***** Given data
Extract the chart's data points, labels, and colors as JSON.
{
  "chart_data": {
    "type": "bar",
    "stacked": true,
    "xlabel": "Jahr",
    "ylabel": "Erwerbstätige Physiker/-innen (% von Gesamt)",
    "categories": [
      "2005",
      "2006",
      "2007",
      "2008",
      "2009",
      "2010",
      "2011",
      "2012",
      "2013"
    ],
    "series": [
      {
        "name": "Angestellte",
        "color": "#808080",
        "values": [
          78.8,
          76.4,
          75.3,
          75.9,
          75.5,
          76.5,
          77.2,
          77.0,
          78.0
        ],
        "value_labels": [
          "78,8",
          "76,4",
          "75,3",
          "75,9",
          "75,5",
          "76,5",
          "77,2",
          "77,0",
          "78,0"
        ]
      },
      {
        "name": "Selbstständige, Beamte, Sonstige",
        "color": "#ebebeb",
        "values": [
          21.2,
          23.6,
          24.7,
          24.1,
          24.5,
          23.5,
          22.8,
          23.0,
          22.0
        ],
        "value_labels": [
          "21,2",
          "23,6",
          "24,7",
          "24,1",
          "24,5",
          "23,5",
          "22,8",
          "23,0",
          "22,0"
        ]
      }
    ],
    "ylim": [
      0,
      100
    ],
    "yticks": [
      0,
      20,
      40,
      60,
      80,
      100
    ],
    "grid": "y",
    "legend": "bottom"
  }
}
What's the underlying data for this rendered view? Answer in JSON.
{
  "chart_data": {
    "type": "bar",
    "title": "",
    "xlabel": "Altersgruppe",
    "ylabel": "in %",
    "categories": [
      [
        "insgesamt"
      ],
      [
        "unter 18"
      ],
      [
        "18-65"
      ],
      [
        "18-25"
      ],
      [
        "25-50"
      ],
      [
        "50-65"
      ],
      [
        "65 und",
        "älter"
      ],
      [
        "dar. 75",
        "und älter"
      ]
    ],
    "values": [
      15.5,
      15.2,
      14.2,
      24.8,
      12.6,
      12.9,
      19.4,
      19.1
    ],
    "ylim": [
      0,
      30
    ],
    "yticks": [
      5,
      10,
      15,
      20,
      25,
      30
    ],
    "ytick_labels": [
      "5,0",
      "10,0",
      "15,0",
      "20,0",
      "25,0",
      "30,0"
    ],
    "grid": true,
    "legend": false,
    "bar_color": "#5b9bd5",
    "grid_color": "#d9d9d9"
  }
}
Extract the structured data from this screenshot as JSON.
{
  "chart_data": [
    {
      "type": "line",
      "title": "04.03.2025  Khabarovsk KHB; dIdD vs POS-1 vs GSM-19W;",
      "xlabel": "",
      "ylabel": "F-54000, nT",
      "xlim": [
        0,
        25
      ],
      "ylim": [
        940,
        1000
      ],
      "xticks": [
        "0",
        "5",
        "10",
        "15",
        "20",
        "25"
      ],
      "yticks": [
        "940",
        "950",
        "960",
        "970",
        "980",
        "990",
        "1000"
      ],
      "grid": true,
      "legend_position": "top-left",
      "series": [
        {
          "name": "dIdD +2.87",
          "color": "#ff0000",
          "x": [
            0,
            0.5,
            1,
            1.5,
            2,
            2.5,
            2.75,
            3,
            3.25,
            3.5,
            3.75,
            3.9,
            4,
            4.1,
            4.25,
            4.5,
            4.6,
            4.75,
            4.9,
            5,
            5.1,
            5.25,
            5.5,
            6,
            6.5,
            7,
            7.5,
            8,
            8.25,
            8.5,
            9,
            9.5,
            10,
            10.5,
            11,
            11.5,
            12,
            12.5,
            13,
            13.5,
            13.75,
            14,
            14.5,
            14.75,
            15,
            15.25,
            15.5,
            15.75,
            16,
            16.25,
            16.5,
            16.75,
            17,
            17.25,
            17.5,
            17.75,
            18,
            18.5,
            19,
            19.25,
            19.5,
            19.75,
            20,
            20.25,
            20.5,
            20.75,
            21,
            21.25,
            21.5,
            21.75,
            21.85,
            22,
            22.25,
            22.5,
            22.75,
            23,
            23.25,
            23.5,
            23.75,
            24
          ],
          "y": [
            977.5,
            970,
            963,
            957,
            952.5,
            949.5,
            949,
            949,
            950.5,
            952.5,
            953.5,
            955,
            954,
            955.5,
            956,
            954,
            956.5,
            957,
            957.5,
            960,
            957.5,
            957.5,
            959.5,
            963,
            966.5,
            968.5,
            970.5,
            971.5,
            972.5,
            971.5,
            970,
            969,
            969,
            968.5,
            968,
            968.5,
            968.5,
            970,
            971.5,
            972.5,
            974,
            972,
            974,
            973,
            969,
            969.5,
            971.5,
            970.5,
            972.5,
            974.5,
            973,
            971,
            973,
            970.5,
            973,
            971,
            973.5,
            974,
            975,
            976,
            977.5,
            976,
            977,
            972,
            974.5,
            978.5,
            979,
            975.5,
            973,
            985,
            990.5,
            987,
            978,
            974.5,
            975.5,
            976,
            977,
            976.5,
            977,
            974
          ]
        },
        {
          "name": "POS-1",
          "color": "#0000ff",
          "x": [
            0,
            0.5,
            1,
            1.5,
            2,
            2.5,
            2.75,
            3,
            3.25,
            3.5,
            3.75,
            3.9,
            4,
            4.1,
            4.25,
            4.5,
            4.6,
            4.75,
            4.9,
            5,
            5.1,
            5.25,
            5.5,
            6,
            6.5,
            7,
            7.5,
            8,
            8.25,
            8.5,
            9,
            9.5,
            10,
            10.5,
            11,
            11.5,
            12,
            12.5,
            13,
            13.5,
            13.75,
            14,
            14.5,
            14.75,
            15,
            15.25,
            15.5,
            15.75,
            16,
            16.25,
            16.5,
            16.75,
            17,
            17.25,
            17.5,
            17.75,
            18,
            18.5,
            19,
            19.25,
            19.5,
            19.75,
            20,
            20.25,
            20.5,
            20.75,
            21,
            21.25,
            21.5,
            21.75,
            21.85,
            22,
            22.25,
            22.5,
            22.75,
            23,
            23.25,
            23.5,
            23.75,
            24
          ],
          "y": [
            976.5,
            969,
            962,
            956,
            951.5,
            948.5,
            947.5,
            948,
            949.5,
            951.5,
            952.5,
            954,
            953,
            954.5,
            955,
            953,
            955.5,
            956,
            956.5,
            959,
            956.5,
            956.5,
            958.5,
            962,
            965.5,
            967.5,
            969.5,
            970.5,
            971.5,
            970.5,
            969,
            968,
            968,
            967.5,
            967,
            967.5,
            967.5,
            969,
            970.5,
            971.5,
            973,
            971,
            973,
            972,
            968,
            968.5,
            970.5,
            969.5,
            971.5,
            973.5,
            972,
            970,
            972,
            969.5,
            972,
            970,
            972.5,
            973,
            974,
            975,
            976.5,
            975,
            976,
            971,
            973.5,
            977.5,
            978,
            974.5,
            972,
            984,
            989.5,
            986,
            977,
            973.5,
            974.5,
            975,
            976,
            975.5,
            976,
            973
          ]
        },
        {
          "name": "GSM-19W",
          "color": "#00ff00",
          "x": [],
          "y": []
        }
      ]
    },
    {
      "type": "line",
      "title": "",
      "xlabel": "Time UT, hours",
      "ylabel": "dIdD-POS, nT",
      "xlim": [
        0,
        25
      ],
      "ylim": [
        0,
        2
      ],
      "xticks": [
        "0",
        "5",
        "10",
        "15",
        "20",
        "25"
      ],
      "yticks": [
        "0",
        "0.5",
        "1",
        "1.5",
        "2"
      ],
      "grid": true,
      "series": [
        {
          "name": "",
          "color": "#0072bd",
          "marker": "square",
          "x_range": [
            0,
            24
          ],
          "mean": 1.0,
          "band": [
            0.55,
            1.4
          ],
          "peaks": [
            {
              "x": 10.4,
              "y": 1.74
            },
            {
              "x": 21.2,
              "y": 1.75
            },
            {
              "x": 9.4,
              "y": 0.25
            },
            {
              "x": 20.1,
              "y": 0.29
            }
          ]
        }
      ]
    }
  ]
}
**********
* **What the exercise asks**
State how many lines of the data include the word "true", with nothing else.

* **Exercise solution**
4